● **Written request**
Set down all of the data that follows word for word, without the images.

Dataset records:
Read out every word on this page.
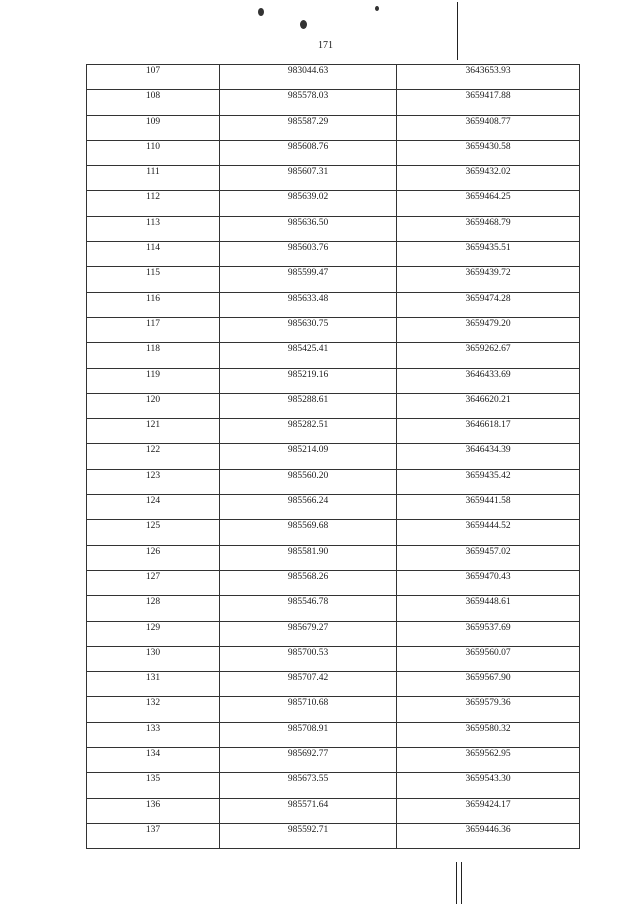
171
107	983044.63	3643653.93
108	985578.03	3659417.88
109	985587.29	3659408.77
110	985608.76	3659430.58
111	985607.31	3659432.02
112	985639.02	3659464.25
113	985636.50	3659468.79
114	985603.76	3659435.51
115	985599.47	3659439.72
116	985633.48	3659474.28
117	985630.75	3659479.20
118	985425.41	3659262.67
119	985219.16	3646433.69
120	985288.61	3646620.21
121	985282.51	3646618.17
122	985214.09	3646434.39
123	985560.20	3659435.42
124	985566.24	3659441.58
125	985569.68	3659444.52
126	985581.90	3659457.02
127	985568.26	3659470.43
128	985546.78	3659448.61
129	985679.27	3659537.69
130	985700.53	3659560.07
131	985707.42	3659567.90
132	985710.68	3659579.36
133	985708.91	3659580.32
134	985692.77	3659562.95
135	985673.55	3659543.30
136	985571.64	3659424.17
137	985592.71	3659446.36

● **Response to this exercise**
Read out every word on this page.
171
107	983044.63	3643653.93
108	985578.03	3659417.88
109	985587.29	3659408.77
110	985608.76	3659430.58
111	985607.31	3659432.02
112	985639.02	3659464.25
113	985636.50	3659468.79
114	985603.76	3659435.51
115	985599.47	3659439.72
116	985633.48	3659474.28
117	985630.75	3659479.20
118	985425.41	3659262.67
119	985219.16	3646433.69
120	985288.61	3646620.21
121	985282.51	3646618.17
122	985214.09	3646434.39
123	985560.20	3659435.42
124	985566.24	3659441.58
125	985569.68	3659444.52
126	985581.90	3659457.02
127	985568.26	3659470.43
128	985546.78	3659448.61
129	985679.27	3659537.69
130	985700.53	3659560.07
131	985707.42	3659567.90
132	985710.68	3659579.36
133	985708.91	3659580.32
134	985692.77	3659562.95
135	985673.55	3659543.30
136	985571.64	3659424.17
137	985592.71	3659446.36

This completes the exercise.